##### EXTRACTED MATERIAL
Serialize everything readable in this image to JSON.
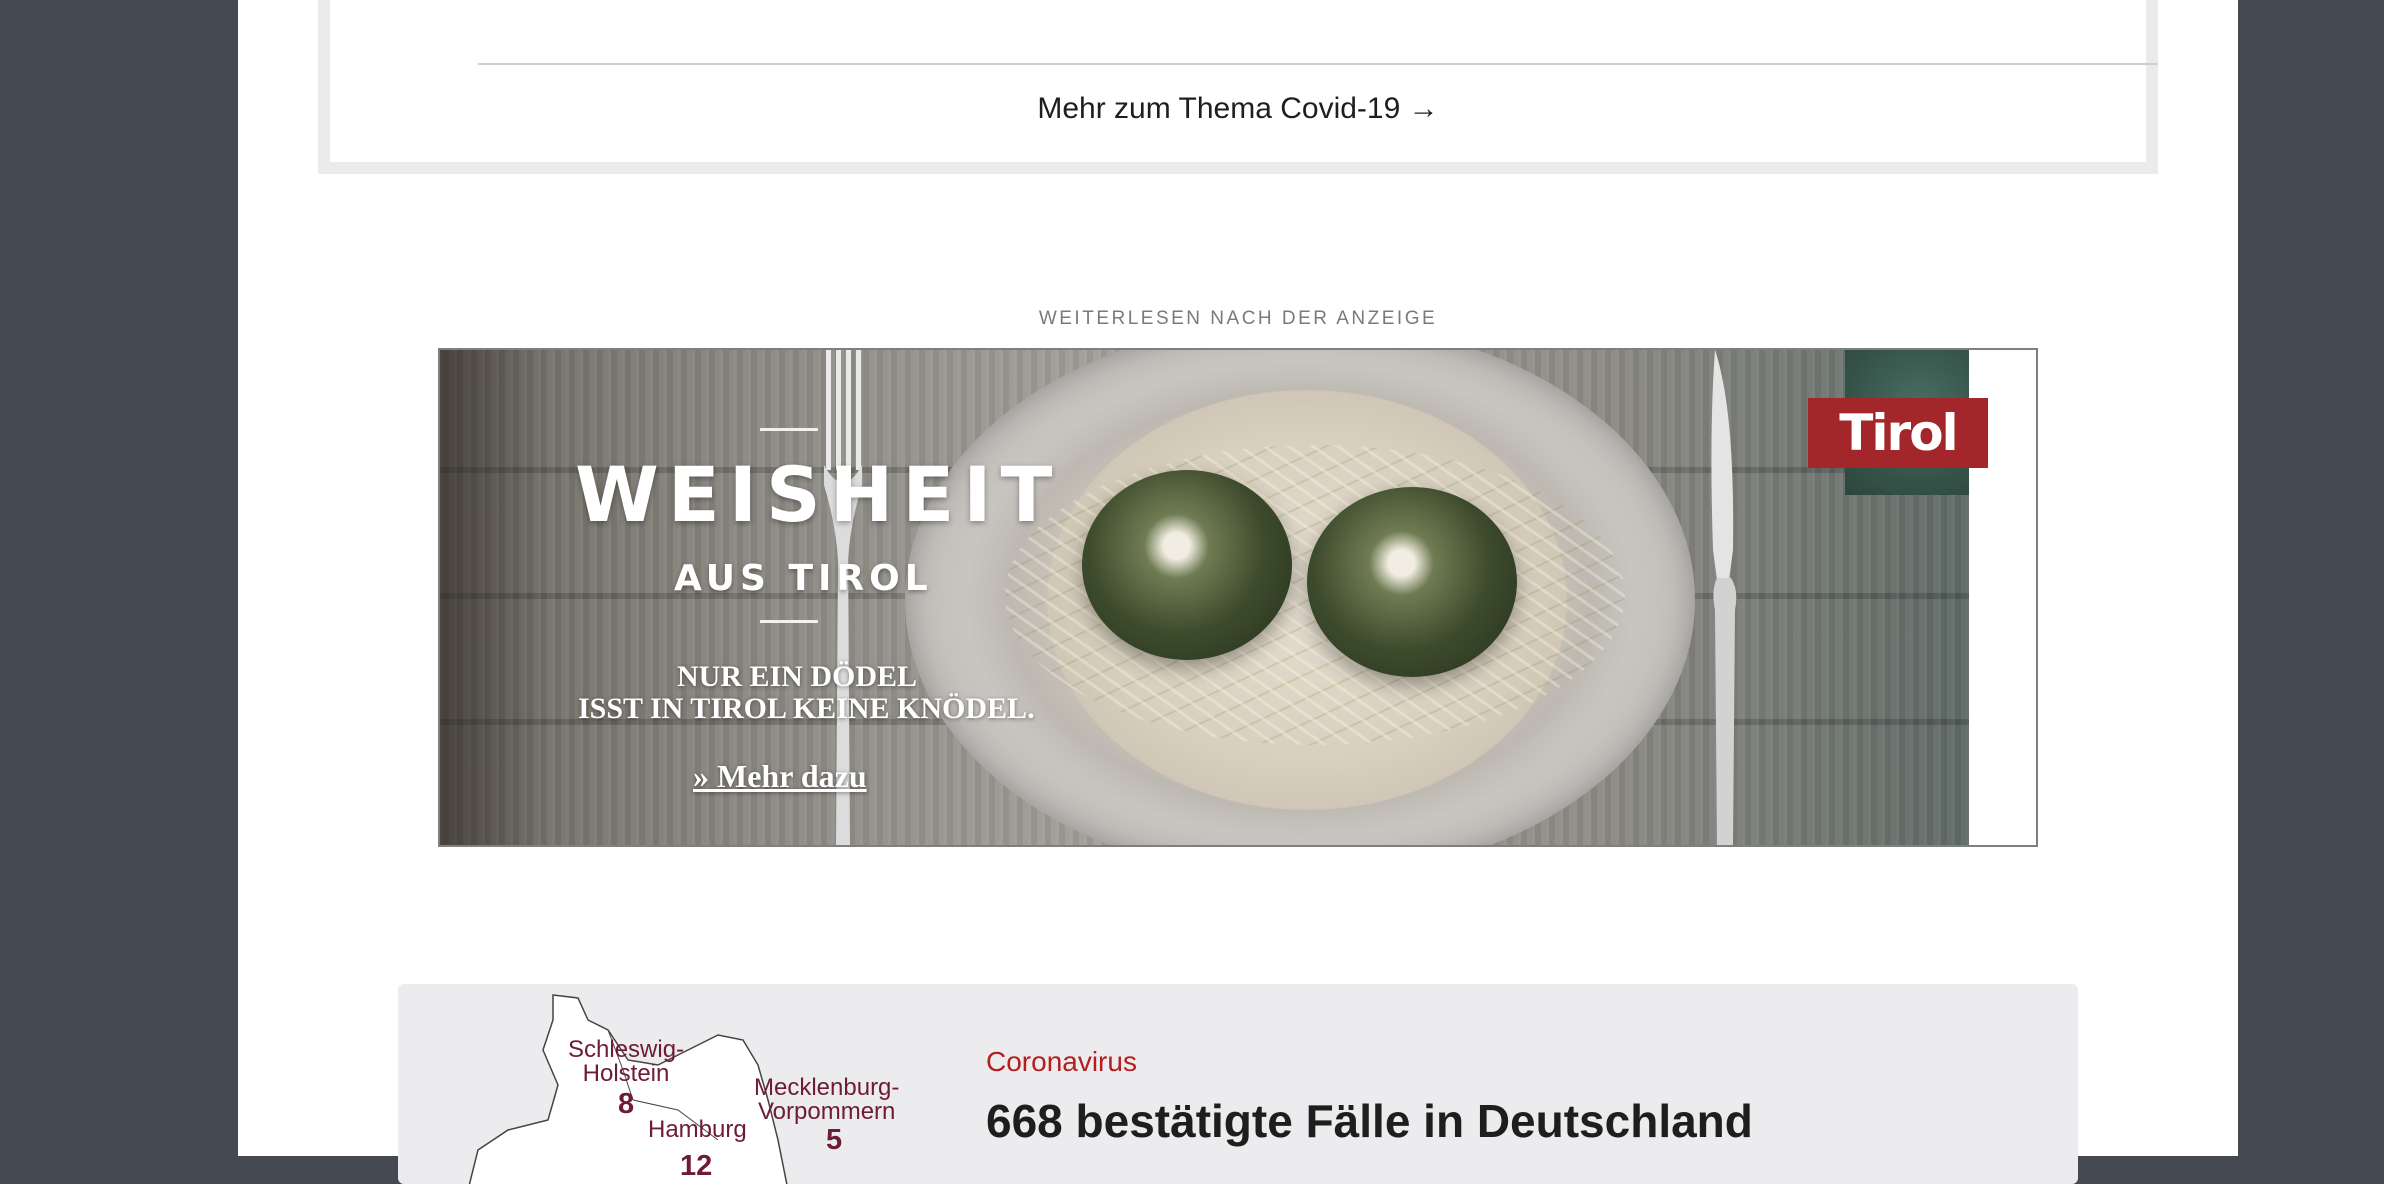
{
  "covid_box": {
    "link_text": "Mehr zum Thema Covid-19 →"
  },
  "ad": {
    "label": "WEITERLESEN NACH DER ANZEIGE",
    "headline": "WEISHEIT",
    "subheadline": "AUS TIROL",
    "line1": "NUR EIN DÖDEL",
    "line2": "ISST IN TIROL KEINE KNÖDEL.",
    "cta": "» Mehr dazu",
    "logo_text": "Tirol",
    "logo_color": "#a3262b"
  },
  "teaser": {
    "kicker": "Coronavirus",
    "title": "668 bestätigte Fälle in Deutschland",
    "kicker_color": "#b41e1e",
    "map": {
      "regions": [
        {
          "name": "Schleswig-\nHolstein",
          "count": "8"
        },
        {
          "name": "Mecklenburg-\nVorpommern",
          "count": "5"
        },
        {
          "name": "Hamburg",
          "count": "12"
        }
      ],
      "label_color": "#6e1b35"
    }
  }
}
##########
**ASSIGNMENT**
Could you copy every record above exactly, leaving out the pictures?

**OUTPUT BELOW**
Serialize everything readable in this image to JSON.
{
  "covid_box": {
    "link_text": "Mehr zum Thema Covid-19 →"
  },
  "ad": {
    "label": "WEITERLESEN NACH DER ANZEIGE",
    "headline": "WEISHEIT",
    "subheadline": "AUS TIROL",
    "line1": "NUR EIN DÖDEL",
    "line2": "ISST IN TIROL KEINE KNÖDEL.",
    "cta": "» Mehr dazu",
    "logo_text": "Tirol",
    "logo_color": "#a3262b"
  },
  "teaser": {
    "kicker": "Coronavirus",
    "title": "668 bestätigte Fälle in Deutschland",
    "kicker_color": "#b41e1e",
    "map": {
      "regions": [
        {
          "name": "Schleswig-\nHolstein",
          "count": "8"
        },
        {
          "name": "Mecklenburg-\nVorpommern",
          "count": "5"
        },
        {
          "name": "Hamburg",
          "count": "12"
        }
      ],
      "label_color": "#6e1b35"
    }
  }
}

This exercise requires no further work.